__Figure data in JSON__
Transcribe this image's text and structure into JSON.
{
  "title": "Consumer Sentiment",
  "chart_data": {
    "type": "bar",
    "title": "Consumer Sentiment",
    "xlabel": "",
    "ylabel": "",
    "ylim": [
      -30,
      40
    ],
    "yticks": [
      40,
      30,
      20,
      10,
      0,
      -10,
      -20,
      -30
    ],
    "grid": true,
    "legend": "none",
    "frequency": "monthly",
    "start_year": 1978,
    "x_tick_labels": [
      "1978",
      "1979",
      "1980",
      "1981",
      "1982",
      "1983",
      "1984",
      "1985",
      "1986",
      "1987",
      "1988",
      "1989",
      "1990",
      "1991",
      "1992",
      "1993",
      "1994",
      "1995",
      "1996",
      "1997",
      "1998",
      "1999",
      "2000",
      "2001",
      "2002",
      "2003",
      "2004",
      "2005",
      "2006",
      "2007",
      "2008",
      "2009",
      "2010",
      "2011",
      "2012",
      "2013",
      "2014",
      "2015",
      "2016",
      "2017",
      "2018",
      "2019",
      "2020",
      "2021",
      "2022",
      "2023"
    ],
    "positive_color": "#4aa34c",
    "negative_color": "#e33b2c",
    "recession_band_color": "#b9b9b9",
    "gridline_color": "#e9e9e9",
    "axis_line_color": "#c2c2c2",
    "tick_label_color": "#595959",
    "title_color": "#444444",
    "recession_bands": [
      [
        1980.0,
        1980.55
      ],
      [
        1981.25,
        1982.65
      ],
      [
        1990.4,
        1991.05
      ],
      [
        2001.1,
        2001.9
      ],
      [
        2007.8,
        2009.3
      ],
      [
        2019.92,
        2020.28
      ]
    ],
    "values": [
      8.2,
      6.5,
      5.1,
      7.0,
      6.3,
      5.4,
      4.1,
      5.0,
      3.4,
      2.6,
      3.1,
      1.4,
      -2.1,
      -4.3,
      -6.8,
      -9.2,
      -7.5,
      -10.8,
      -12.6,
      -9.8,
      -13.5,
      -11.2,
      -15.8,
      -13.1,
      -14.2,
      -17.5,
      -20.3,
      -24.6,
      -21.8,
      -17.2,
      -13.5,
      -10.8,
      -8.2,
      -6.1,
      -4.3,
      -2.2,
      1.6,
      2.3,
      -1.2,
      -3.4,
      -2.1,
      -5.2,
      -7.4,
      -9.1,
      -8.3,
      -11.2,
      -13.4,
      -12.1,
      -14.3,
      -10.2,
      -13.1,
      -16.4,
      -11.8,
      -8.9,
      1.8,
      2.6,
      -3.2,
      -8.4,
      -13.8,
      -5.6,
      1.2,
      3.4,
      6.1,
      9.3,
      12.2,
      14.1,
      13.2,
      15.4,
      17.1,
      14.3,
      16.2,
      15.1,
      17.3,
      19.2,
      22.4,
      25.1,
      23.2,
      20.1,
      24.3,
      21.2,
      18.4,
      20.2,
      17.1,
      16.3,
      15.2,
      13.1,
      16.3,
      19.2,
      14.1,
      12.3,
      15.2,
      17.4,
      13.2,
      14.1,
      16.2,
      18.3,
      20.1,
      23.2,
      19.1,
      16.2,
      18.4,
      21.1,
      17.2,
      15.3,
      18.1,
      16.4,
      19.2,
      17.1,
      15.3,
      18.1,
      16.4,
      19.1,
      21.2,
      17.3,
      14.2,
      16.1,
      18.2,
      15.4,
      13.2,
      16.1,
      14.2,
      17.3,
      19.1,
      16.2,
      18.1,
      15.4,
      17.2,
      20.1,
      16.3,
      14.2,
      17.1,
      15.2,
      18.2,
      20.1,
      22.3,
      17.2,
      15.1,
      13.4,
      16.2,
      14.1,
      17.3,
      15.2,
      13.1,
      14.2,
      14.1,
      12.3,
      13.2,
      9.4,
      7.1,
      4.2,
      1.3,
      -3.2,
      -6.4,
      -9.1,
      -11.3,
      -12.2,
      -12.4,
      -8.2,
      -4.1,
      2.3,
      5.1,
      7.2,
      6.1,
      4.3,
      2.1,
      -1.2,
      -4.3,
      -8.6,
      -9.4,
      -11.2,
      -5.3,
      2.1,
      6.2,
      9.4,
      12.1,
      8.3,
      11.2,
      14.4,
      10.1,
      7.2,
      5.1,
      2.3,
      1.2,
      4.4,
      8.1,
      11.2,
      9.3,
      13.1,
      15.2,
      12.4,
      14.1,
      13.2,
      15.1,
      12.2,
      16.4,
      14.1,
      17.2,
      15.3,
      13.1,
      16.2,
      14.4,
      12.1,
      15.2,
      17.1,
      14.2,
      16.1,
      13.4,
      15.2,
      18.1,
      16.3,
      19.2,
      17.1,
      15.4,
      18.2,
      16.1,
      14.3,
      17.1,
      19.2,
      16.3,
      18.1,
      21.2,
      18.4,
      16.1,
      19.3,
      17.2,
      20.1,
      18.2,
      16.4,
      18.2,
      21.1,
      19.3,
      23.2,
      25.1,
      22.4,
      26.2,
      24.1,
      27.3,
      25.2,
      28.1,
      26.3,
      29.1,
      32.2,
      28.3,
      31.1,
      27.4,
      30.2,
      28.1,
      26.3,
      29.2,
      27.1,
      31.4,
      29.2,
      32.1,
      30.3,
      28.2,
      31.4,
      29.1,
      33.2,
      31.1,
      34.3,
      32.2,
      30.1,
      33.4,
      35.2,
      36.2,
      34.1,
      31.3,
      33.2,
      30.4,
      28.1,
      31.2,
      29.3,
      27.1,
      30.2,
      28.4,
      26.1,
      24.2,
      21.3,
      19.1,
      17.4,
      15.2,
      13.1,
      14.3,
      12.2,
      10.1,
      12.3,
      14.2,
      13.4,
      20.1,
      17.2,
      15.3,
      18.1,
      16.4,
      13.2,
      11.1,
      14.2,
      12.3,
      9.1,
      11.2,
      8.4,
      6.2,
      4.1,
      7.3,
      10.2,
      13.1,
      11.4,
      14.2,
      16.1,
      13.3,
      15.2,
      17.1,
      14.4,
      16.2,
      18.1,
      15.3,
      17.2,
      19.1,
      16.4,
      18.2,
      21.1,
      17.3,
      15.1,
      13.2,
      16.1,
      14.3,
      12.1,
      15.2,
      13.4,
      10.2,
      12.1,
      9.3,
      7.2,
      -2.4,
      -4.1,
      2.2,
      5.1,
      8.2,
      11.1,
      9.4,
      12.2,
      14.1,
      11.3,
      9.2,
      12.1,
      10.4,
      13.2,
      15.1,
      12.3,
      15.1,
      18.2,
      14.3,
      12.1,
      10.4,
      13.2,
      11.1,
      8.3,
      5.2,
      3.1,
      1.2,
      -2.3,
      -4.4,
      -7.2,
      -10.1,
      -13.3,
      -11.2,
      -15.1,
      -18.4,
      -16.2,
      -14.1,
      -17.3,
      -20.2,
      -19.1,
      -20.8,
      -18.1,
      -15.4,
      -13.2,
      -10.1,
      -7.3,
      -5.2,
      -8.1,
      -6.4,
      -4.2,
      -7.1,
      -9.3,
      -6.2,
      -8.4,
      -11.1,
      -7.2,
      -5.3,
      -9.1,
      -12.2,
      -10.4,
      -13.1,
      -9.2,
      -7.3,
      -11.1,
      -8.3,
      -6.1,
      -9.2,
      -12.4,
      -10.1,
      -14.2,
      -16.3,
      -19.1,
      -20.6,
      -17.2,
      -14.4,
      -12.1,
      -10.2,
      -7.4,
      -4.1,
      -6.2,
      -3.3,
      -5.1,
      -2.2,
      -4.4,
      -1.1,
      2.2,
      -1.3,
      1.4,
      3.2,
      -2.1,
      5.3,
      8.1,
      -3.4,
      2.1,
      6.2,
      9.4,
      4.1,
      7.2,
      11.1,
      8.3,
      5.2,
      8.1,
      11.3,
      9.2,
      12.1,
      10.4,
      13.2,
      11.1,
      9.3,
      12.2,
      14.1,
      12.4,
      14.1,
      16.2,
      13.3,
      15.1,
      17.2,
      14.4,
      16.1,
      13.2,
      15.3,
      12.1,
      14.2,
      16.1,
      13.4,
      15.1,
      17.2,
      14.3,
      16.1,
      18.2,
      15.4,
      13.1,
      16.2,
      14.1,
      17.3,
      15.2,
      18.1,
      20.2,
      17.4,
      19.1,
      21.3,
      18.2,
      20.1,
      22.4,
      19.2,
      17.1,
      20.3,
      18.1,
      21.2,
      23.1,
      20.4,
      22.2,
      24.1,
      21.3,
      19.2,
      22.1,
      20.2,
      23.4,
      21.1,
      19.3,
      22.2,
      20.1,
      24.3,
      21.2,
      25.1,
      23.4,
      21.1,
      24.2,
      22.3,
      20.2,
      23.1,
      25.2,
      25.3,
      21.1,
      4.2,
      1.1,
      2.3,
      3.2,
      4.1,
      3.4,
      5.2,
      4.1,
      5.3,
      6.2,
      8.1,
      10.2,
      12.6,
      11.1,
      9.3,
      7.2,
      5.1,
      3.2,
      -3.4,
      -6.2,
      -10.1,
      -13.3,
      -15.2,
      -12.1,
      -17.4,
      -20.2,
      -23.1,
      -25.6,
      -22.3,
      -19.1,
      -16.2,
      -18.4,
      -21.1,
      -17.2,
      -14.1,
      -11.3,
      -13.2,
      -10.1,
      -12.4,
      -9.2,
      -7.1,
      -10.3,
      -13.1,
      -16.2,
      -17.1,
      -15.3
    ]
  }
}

__Problem__
Work out how many lines in the records above contain the word "Consumer", and reply with that number alone.

__Full answer__
2